# start of Information supplied

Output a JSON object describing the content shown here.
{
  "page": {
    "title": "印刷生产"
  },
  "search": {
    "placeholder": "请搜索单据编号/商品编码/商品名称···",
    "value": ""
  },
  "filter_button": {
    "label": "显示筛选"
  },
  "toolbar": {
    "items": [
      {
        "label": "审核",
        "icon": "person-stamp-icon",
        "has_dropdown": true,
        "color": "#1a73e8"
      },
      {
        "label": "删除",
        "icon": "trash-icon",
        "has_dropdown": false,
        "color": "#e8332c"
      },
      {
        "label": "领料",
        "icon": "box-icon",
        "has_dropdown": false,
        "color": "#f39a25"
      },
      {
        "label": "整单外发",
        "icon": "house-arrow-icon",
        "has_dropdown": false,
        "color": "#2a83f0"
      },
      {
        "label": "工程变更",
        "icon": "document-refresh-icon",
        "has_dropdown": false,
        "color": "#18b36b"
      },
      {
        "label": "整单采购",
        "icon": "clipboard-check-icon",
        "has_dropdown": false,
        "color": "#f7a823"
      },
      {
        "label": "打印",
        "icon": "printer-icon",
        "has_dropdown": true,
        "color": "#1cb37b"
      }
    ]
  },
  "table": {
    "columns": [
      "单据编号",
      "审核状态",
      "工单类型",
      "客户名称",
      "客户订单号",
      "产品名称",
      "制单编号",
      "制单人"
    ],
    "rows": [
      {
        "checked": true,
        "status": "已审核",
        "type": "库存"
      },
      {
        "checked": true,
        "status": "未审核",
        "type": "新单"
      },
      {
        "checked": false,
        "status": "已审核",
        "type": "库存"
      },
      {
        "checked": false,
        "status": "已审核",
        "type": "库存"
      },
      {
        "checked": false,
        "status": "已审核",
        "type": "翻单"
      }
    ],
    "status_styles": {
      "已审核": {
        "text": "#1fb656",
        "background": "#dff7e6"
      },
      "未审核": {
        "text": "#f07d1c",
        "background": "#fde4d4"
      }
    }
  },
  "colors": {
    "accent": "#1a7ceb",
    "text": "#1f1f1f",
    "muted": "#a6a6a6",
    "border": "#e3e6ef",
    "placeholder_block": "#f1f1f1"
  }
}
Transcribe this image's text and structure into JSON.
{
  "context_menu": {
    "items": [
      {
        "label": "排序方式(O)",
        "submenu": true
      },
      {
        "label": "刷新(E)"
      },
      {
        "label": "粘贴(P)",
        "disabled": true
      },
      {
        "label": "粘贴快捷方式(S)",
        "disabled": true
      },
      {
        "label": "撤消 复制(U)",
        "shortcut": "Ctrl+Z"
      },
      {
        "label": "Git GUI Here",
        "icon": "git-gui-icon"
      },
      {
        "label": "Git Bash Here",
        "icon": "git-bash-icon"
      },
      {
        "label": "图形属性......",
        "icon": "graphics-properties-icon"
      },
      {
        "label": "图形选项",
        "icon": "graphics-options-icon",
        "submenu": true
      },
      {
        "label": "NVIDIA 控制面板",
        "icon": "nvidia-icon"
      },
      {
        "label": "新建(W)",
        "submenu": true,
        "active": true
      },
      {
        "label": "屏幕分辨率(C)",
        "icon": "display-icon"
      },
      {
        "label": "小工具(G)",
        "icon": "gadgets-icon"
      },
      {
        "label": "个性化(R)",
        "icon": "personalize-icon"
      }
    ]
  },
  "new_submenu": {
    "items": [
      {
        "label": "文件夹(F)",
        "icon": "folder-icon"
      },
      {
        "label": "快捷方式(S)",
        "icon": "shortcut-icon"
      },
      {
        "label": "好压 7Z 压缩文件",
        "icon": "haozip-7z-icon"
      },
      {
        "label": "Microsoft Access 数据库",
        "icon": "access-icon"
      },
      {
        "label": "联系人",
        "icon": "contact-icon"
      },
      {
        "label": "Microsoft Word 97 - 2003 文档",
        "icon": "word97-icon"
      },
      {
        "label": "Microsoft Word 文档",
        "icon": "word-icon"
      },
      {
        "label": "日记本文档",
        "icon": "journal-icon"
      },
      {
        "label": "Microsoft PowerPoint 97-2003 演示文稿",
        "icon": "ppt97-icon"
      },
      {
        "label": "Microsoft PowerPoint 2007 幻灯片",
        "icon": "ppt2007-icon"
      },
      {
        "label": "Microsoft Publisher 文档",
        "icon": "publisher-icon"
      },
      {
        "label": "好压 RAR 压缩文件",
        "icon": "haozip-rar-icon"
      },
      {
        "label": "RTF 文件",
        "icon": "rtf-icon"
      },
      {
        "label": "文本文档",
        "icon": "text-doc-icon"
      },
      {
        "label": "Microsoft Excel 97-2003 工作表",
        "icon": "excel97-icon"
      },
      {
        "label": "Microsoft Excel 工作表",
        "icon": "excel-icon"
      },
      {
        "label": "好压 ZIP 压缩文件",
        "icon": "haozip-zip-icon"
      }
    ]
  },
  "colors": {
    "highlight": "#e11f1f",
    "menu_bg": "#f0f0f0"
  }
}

# end of Information supplied

Exercise description | Your task is to quote all of the data word for word.

Output of the task |
Output a JSON object describing the content shown here.
{
  "page": {
    "title": "印刷生产"
  },
  "search": {
    "placeholder": "请搜索单据编号/商品编码/商品名称···",
    "value": ""
  },
  "filter_button": {
    "label": "显示筛选"
  },
  "toolbar": {
    "items": [
      {
        "label": "审核",
        "icon": "person-stamp-icon",
        "has_dropdown": true,
        "color": "#1a73e8"
      },
      {
        "label": "删除",
        "icon": "trash-icon",
        "has_dropdown": false,
        "color": "#e8332c"
      },
      {
        "label": "领料",
        "icon": "box-icon",
        "has_dropdown": false,
        "color": "#f39a25"
      },
      {
        "label": "整单外发",
        "icon": "house-arrow-icon",
        "has_dropdown": false,
        "color": "#2a83f0"
      },
      {
        "label": "工程变更",
        "icon": "document-refresh-icon",
        "has_dropdown": false,
        "color": "#18b36b"
      },
      {
        "label": "整单采购",
        "icon": "clipboard-check-icon",
        "has_dropdown": false,
        "color": "#f7a823"
      },
      {
        "label": "打印",
        "icon": "printer-icon",
        "has_dropdown": true,
        "color": "#1cb37b"
      }
    ]
  },
  "table": {
    "columns": [
      "单据编号",
      "审核状态",
      "工单类型",
      "客户名称",
      "客户订单号",
      "产品名称",
      "制单编号",
      "制单人"
    ],
    "rows": [
      {
        "checked": true,
        "status": "已审核",
        "type": "库存"
      },
      {
        "checked": true,
        "status": "未审核",
        "type": "新单"
      },
      {
        "checked": false,
        "status": "已审核",
        "type": "库存"
      },
      {
        "checked": false,
        "status": "已审核",
        "type": "库存"
      },
      {
        "checked": false,
        "status": "已审核",
        "type": "翻单"
      }
    ],
    "status_styles": {
      "已审核": {
        "text": "#1fb656",
        "background": "#dff7e6"
      },
      "未审核": {
        "text": "#f07d1c",
        "background": "#fde4d4"
      }
    }
  },
  "colors": {
    "accent": "#1a7ceb",
    "text": "#1f1f1f",
    "muted": "#a6a6a6",
    "border": "#e3e6ef",
    "placeholder_block": "#f1f1f1"
  }
}
Transcribe this image's text and structure into JSON.
{
  "context_menu": {
    "items": [
      {
        "label": "排序方式(O)",
        "submenu": true
      },
      {
        "label": "刷新(E)"
      },
      {
        "label": "粘贴(P)",
        "disabled": true
      },
      {
        "label": "粘贴快捷方式(S)",
        "disabled": true
      },
      {
        "label": "撤消 复制(U)",
        "shortcut": "Ctrl+Z"
      },
      {
        "label": "Git GUI Here",
        "icon": "git-gui-icon"
      },
      {
        "label": "Git Bash Here",
        "icon": "git-bash-icon"
      },
      {
        "label": "图形属性......",
        "icon": "graphics-properties-icon"
      },
      {
        "label": "图形选项",
        "icon": "graphics-options-icon",
        "submenu": true
      },
      {
        "label": "NVIDIA 控制面板",
        "icon": "nvidia-icon"
      },
      {
        "label": "新建(W)",
        "submenu": true,
        "active": true
      },
      {
        "label": "屏幕分辨率(C)",
        "icon": "display-icon"
      },
      {
        "label": "小工具(G)",
        "icon": "gadgets-icon"
      },
      {
        "label": "个性化(R)",
        "icon": "personalize-icon"
      }
    ]
  },
  "new_submenu": {
    "items": [
      {
        "label": "文件夹(F)",
        "icon": "folder-icon"
      },
      {
        "label": "快捷方式(S)",
        "icon": "shortcut-icon"
      },
      {
        "label": "好压 7Z 压缩文件",
        "icon": "haozip-7z-icon"
      },
      {
        "label": "Microsoft Access 数据库",
        "icon": "access-icon"
      },
      {
        "label": "联系人",
        "icon": "contact-icon"
      },
      {
        "label": "Microsoft Word 97 - 2003 文档",
        "icon": "word97-icon"
      },
      {
        "label": "Microsoft Word 文档",
        "icon": "word-icon"
      },
      {
        "label": "日记本文档",
        "icon": "journal-icon"
      },
      {
        "label": "Microsoft PowerPoint 97-2003 演示文稿",
        "icon": "ppt97-icon"
      },
      {
        "label": "Microsoft PowerPoint 2007 幻灯片",
        "icon": "ppt2007-icon"
      },
      {
        "label": "Microsoft Publisher 文档",
        "icon": "publisher-icon"
      },
      {
        "label": "好压 RAR 压缩文件",
        "icon": "haozip-rar-icon"
      },
      {
        "label": "RTF 文件",
        "icon": "rtf-icon"
      },
      {
        "label": "文本文档",
        "icon": "text-doc-icon"
      },
      {
        "label": "Microsoft Excel 97-2003 工作表",
        "icon": "excel97-icon"
      },
      {
        "label": "Microsoft Excel 工作表",
        "icon": "excel-icon"
      },
      {
        "label": "好压 ZIP 压缩文件",
        "icon": "haozip-zip-icon"
      }
    ]
  },
  "colors": {
    "highlight": "#e11f1f",
    "menu_bg": "#f0f0f0"
  }
}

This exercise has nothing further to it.